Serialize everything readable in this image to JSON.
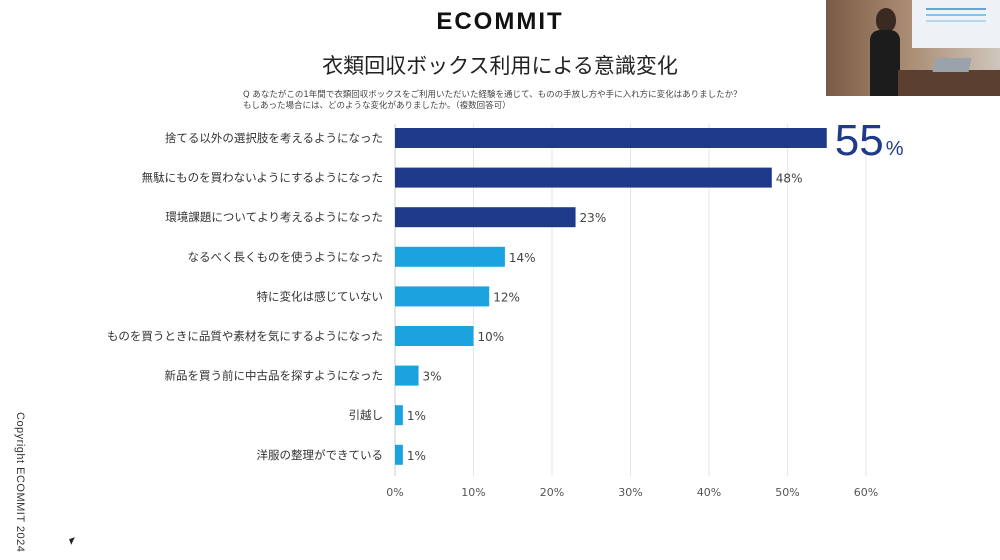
{
  "brand": "ECOMMIT",
  "title": "衣類回収ボックス利用による意識変化",
  "question_lines": [
    "Q あなたがこの1年間で衣類回収ボックスをご利用いただいた経験を通じて、ものの手放し方や手に入れ方に変化はありましたか？",
    "もしあった場合には、どのような変化がありましたか。（複数回答可）"
  ],
  "copyright": "Copyright ECOMMIT 2024",
  "colors": {
    "dark_bar": "#1f3a8a",
    "light_bar": "#1aa3df"
  },
  "video_overlay": {
    "icon": "presenter-video-feed"
  },
  "chart_data": {
    "type": "bar",
    "orientation": "horizontal",
    "categories": [
      "捨てる以外の選択肢を考えるようになった",
      "無駄にものを買わないようにするようになった",
      "環境課題についてより考えるようになった",
      "なるべく長くものを使うようになった",
      "特に変化は感じていない",
      "ものを買うときに品質や素材を気にするようになった",
      "新品を買う前に中古品を探すようになった",
      "引越し",
      "洋服の整理ができている"
    ],
    "values": [
      55,
      48,
      23,
      14,
      12,
      10,
      3,
      1,
      1
    ],
    "value_labels": [
      "55",
      "48%",
      "23%",
      "14%",
      "12%",
      "10%",
      "3%",
      "1%",
      "1%"
    ],
    "highlight_unit": "%",
    "bar_colors": [
      "#1f3a8a",
      "#1f3a8a",
      "#1f3a8a",
      "#1aa3df",
      "#1aa3df",
      "#1aa3df",
      "#1aa3df",
      "#1aa3df",
      "#1aa3df"
    ],
    "xlim": [
      0,
      60
    ],
    "x_ticks": [
      "0%",
      "10%",
      "20%",
      "30%",
      "40%",
      "50%",
      "60%"
    ],
    "grid": true,
    "legend": "none"
  }
}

+ + + + +

## Request
Without the pictures, restate each entry exactly.

## Solution below
Serialize everything readable in this image to JSON.
{
  "brand": "ECOMMIT",
  "title": "衣類回収ボックス利用による意識変化",
  "question_lines": [
    "Q あなたがこの1年間で衣類回収ボックスをご利用いただいた経験を通じて、ものの手放し方や手に入れ方に変化はありましたか？",
    "もしあった場合には、どのような変化がありましたか。（複数回答可）"
  ],
  "copyright": "Copyright ECOMMIT 2024",
  "colors": {
    "dark_bar": "#1f3a8a",
    "light_bar": "#1aa3df"
  },
  "video_overlay": {
    "icon": "presenter-video-feed"
  },
  "chart_data": {
    "type": "bar",
    "orientation": "horizontal",
    "categories": [
      "捨てる以外の選択肢を考えるようになった",
      "無駄にものを買わないようにするようになった",
      "環境課題についてより考えるようになった",
      "なるべく長くものを使うようになった",
      "特に変化は感じていない",
      "ものを買うときに品質や素材を気にするようになった",
      "新品を買う前に中古品を探すようになった",
      "引越し",
      "洋服の整理ができている"
    ],
    "values": [
      55,
      48,
      23,
      14,
      12,
      10,
      3,
      1,
      1
    ],
    "value_labels": [
      "55",
      "48%",
      "23%",
      "14%",
      "12%",
      "10%",
      "3%",
      "1%",
      "1%"
    ],
    "highlight_unit": "%",
    "bar_colors": [
      "#1f3a8a",
      "#1f3a8a",
      "#1f3a8a",
      "#1aa3df",
      "#1aa3df",
      "#1aa3df",
      "#1aa3df",
      "#1aa3df",
      "#1aa3df"
    ],
    "xlim": [
      0,
      60
    ],
    "x_ticks": [
      "0%",
      "10%",
      "20%",
      "30%",
      "40%",
      "50%",
      "60%"
    ],
    "grid": true,
    "legend": "none"
  }
}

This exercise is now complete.